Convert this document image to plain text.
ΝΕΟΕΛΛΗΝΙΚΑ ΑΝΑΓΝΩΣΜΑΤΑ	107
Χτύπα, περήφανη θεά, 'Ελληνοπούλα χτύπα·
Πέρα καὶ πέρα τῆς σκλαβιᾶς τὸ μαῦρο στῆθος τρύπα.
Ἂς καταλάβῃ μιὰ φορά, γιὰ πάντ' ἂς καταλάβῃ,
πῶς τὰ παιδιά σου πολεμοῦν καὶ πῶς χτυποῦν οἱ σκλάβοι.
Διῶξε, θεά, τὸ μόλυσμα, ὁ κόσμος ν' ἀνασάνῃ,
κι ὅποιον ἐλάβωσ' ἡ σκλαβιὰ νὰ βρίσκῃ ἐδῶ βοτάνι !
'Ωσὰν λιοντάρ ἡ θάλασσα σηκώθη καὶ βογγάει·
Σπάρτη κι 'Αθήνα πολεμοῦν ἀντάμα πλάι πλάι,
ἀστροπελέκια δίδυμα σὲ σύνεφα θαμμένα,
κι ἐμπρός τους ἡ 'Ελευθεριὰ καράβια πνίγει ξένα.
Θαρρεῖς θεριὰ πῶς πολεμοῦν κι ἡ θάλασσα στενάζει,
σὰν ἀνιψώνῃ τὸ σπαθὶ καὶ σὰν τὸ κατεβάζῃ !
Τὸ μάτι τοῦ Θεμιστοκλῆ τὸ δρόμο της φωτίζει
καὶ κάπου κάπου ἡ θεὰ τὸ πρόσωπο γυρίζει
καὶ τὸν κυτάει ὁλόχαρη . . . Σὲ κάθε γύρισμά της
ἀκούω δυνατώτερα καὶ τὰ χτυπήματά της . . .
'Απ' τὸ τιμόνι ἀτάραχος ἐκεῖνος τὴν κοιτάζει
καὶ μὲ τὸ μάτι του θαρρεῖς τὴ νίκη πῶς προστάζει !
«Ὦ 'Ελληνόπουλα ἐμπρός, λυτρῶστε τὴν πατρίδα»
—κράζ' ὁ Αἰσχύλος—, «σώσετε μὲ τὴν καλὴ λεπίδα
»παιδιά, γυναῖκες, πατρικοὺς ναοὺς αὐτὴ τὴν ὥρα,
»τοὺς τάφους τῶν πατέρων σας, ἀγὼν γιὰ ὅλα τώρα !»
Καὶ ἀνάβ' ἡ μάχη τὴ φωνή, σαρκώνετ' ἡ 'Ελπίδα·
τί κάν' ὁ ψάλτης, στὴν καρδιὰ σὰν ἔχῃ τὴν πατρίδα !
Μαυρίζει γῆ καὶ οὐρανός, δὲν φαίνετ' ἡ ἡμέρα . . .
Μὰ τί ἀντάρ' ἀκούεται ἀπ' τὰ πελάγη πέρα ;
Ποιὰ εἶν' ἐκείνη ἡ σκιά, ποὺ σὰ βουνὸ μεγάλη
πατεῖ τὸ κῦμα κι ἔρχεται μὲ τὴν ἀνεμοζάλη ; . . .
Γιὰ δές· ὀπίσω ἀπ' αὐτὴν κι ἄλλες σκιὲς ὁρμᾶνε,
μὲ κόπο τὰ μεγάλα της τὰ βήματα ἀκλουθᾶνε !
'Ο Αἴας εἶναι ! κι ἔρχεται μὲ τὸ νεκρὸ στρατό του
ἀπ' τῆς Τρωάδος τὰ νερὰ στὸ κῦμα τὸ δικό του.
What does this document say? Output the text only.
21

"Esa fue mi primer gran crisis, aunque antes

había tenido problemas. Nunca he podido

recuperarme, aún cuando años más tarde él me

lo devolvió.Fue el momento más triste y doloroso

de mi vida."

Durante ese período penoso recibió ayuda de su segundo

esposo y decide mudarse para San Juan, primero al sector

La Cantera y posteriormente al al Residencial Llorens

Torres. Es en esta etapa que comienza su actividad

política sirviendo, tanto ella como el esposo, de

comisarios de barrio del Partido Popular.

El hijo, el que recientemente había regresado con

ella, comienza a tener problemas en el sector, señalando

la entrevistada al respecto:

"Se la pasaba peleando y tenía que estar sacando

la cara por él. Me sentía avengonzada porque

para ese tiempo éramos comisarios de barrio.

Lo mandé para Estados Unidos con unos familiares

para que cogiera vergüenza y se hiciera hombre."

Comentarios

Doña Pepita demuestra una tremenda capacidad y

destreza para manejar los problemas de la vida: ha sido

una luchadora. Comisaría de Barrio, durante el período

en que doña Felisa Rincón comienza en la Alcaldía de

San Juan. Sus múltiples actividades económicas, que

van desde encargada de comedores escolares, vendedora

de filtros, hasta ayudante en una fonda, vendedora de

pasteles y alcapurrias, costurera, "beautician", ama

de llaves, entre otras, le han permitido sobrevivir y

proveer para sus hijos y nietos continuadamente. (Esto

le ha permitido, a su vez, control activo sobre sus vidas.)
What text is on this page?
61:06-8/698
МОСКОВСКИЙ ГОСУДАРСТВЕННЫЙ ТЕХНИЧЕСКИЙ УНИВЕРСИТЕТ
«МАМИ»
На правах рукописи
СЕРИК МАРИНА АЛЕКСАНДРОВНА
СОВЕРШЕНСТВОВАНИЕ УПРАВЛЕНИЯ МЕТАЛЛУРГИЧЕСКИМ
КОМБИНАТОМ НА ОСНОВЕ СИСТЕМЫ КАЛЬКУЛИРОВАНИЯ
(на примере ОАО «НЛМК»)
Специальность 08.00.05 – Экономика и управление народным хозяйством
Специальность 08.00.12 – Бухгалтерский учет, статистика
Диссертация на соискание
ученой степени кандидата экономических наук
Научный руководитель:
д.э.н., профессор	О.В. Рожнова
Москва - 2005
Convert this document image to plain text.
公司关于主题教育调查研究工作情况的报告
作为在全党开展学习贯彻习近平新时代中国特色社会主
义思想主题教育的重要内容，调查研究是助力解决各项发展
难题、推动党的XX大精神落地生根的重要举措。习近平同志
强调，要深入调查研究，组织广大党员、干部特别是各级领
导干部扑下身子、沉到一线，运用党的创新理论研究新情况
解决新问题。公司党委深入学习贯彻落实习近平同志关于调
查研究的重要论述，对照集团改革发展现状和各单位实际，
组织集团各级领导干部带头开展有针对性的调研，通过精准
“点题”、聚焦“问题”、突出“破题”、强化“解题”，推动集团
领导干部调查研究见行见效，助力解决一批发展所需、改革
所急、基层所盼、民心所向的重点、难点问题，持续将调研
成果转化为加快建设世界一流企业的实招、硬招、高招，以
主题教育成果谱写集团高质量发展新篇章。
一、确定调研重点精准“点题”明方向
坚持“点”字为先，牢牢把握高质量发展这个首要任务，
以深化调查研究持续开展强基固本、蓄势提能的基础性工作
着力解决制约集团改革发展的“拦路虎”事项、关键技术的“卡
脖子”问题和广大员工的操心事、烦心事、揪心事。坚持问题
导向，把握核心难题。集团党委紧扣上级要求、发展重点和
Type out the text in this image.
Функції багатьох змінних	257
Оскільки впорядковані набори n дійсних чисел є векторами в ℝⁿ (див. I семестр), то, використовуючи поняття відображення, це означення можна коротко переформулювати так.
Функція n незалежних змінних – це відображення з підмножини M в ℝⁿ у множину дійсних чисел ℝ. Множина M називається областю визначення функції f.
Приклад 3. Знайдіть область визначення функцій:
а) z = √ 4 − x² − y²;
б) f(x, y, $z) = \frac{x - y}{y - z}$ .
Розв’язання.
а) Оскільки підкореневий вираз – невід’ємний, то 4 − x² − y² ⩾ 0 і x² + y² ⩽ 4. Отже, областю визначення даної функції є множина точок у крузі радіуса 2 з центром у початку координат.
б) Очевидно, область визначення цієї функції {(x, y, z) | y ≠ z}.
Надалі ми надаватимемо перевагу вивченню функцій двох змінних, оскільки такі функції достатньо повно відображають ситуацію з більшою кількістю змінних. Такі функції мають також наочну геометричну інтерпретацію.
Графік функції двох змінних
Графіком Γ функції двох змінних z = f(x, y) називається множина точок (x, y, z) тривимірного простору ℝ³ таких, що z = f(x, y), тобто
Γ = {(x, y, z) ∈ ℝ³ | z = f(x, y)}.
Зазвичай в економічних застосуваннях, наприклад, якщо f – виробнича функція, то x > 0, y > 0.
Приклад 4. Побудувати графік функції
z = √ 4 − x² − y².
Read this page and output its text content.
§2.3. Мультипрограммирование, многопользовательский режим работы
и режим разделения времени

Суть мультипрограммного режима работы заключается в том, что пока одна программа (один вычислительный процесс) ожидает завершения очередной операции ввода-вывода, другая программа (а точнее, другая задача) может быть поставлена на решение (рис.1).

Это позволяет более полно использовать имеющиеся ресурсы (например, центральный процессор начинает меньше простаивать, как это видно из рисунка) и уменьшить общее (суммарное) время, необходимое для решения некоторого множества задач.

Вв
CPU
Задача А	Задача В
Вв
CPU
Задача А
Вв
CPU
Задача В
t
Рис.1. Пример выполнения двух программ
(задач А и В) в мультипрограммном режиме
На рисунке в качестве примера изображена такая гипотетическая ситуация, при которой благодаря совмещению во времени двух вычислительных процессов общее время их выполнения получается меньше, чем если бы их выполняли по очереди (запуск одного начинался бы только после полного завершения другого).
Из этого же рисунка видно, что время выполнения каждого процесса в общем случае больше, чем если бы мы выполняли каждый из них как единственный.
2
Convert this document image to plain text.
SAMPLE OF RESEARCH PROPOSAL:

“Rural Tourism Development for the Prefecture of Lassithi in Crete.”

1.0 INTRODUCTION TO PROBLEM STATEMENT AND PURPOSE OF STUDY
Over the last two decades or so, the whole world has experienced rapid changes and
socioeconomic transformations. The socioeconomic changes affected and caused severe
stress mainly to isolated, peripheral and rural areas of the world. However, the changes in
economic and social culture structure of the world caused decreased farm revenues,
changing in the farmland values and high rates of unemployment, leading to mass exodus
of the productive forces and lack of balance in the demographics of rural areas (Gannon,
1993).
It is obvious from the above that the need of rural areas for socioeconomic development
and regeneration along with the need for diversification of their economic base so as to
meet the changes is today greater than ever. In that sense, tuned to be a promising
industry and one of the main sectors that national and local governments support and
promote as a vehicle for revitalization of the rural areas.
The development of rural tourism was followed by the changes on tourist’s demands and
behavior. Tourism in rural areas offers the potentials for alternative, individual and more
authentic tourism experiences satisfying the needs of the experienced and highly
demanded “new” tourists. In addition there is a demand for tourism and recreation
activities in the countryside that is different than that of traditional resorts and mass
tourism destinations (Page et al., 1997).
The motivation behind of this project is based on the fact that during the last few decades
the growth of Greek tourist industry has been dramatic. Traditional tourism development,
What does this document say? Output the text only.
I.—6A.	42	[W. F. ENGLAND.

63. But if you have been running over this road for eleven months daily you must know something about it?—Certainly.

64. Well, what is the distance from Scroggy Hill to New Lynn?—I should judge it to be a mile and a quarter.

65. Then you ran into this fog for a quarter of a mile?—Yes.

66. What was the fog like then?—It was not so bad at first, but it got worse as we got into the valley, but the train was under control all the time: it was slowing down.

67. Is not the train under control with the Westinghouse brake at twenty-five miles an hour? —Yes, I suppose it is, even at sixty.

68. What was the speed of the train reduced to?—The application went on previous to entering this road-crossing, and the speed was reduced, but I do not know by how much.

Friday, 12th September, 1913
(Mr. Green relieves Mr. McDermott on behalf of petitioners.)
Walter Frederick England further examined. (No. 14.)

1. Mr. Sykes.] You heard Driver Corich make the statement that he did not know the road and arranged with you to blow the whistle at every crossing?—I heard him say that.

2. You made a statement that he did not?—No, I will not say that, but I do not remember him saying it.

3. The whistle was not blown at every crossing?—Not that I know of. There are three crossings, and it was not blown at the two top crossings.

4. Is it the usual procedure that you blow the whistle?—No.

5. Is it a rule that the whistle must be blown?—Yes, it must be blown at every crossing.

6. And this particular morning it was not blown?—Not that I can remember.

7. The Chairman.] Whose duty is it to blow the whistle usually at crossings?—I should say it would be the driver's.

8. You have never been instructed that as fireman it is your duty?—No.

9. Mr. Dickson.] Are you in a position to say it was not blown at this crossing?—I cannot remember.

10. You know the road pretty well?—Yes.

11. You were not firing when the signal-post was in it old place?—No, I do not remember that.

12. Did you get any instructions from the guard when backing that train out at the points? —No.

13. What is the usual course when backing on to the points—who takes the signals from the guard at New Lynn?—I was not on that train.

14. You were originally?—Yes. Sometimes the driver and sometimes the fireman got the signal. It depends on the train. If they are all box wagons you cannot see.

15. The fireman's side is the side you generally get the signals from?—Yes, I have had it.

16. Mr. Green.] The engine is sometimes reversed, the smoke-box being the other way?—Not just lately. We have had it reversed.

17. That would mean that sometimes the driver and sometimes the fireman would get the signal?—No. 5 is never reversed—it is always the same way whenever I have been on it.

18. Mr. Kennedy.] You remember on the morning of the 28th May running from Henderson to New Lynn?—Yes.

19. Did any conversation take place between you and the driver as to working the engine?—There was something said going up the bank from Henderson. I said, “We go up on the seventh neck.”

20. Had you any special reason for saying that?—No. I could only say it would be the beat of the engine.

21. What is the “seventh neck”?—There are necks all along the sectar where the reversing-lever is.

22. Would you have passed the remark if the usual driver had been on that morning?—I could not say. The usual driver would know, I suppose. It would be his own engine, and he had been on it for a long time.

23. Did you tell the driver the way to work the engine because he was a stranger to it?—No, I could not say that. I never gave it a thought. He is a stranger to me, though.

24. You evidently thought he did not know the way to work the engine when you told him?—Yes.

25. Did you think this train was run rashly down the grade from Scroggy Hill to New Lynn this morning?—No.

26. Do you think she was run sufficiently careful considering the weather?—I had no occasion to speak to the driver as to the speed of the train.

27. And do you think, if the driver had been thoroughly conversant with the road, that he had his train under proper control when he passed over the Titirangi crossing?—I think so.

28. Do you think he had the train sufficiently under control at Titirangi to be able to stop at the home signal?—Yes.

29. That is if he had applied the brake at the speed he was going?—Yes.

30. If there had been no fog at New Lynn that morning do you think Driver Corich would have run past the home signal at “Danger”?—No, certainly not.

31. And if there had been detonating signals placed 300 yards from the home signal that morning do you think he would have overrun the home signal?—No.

******

Return every line holding the word "areas" from the records.

--- RESULT FOR THIS EXERCISE ---
stress mainly to isolated, peripheral and rural areas of the world. However, the changes in
of the productive forces and lack of balance in the demographics of rural areas (Gannon,
It is obvious from the above that the need of rural areas for socioeconomic development
promote as a vehicle for revitalization of the rural areas.
behavior. Tourism in rural areas offers the potentials for alternative, individual and more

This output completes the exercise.